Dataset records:
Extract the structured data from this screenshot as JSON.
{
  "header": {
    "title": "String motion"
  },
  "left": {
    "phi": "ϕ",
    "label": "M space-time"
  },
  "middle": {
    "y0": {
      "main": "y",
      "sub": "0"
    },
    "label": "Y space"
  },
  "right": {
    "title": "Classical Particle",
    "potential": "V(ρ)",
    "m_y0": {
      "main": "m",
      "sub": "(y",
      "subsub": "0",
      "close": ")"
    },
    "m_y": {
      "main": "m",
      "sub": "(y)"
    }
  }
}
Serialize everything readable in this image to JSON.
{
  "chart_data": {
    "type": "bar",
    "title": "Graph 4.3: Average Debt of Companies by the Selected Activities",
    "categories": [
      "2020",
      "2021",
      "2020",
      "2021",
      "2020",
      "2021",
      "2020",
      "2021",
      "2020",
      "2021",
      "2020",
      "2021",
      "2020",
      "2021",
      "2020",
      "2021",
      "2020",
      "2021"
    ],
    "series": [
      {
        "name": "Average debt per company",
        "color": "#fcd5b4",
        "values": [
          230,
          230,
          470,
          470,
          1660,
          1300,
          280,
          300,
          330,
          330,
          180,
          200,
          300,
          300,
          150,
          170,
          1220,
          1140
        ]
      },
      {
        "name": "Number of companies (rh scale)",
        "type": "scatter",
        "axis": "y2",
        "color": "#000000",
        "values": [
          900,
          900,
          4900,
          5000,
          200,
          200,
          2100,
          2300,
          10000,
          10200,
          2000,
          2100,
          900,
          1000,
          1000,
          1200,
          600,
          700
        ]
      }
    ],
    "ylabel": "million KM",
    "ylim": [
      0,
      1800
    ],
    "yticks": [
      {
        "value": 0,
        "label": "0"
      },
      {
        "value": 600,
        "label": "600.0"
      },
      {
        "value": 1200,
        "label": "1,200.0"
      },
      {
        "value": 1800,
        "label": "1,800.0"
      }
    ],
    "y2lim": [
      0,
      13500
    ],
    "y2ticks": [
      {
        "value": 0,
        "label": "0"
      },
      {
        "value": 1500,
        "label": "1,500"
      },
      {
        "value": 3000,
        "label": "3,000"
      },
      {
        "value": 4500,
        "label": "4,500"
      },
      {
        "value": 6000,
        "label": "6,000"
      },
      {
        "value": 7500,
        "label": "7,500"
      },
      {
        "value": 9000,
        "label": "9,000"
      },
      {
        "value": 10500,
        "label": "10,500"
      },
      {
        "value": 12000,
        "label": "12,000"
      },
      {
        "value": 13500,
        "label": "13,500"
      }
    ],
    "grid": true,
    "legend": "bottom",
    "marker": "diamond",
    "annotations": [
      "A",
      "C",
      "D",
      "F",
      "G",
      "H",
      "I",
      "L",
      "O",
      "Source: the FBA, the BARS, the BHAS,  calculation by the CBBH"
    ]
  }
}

GIVEN INSTRUCTION ▸
Nothing should be changed: write out all of the data as is.

RESULT ▸
Extract the structured data from this screenshot as JSON.
{
  "header": {
    "title": "String motion"
  },
  "left": {
    "phi": "ϕ",
    "label": "M space-time"
  },
  "middle": {
    "y0": {
      "main": "y",
      "sub": "0"
    },
    "label": "Y space"
  },
  "right": {
    "title": "Classical Particle",
    "potential": "V(ρ)",
    "m_y0": {
      "main": "m",
      "sub": "(y",
      "subsub": "0",
      "close": ")"
    },
    "m_y": {
      "main": "m",
      "sub": "(y)"
    }
  }
}
Serialize everything readable in this image to JSON.
{
  "chart_data": {
    "type": "bar",
    "title": "Graph 4.3: Average Debt of Companies by the Selected Activities",
    "categories": [
      "2020",
      "2021",
      "2020",
      "2021",
      "2020",
      "2021",
      "2020",
      "2021",
      "2020",
      "2021",
      "2020",
      "2021",
      "2020",
      "2021",
      "2020",
      "2021",
      "2020",
      "2021"
    ],
    "series": [
      {
        "name": "Average debt per company",
        "color": "#fcd5b4",
        "values": [
          230,
          230,
          470,
          470,
          1660,
          1300,
          280,
          300,
          330,
          330,
          180,
          200,
          300,
          300,
          150,
          170,
          1220,
          1140
        ]
      },
      {
        "name": "Number of companies (rh scale)",
        "type": "scatter",
        "axis": "y2",
        "color": "#000000",
        "values": [
          900,
          900,
          4900,
          5000,
          200,
          200,
          2100,
          2300,
          10000,
          10200,
          2000,
          2100,
          900,
          1000,
          1000,
          1200,
          600,
          700
        ]
      }
    ],
    "ylabel": "million KM",
    "ylim": [
      0,
      1800
    ],
    "yticks": [
      {
        "value": 0,
        "label": "0"
      },
      {
        "value": 600,
        "label": "600.0"
      },
      {
        "value": 1200,
        "label": "1,200.0"
      },
      {
        "value": 1800,
        "label": "1,800.0"
      }
    ],
    "y2lim": [
      0,
      13500
    ],
    "y2ticks": [
      {
        "value": 0,
        "label": "0"
      },
      {
        "value": 1500,
        "label": "1,500"
      },
      {
        "value": 3000,
        "label": "3,000"
      },
      {
        "value": 4500,
        "label": "4,500"
      },
      {
        "value": 6000,
        "label": "6,000"
      },
      {
        "value": 7500,
        "label": "7,500"
      },
      {
        "value": 9000,
        "label": "9,000"
      },
      {
        "value": 10500,
        "label": "10,500"
      },
      {
        "value": 12000,
        "label": "12,000"
      },
      {
        "value": 13500,
        "label": "13,500"
      }
    ],
    "grid": true,
    "legend": "bottom",
    "marker": "diamond",
    "annotations": [
      "A",
      "C",
      "D",
      "F",
      "G",
      "H",
      "I",
      "L",
      "O",
      "Source: the FBA, the BARS, the BHAS,  calculation by the CBBH"
    ]
  }
}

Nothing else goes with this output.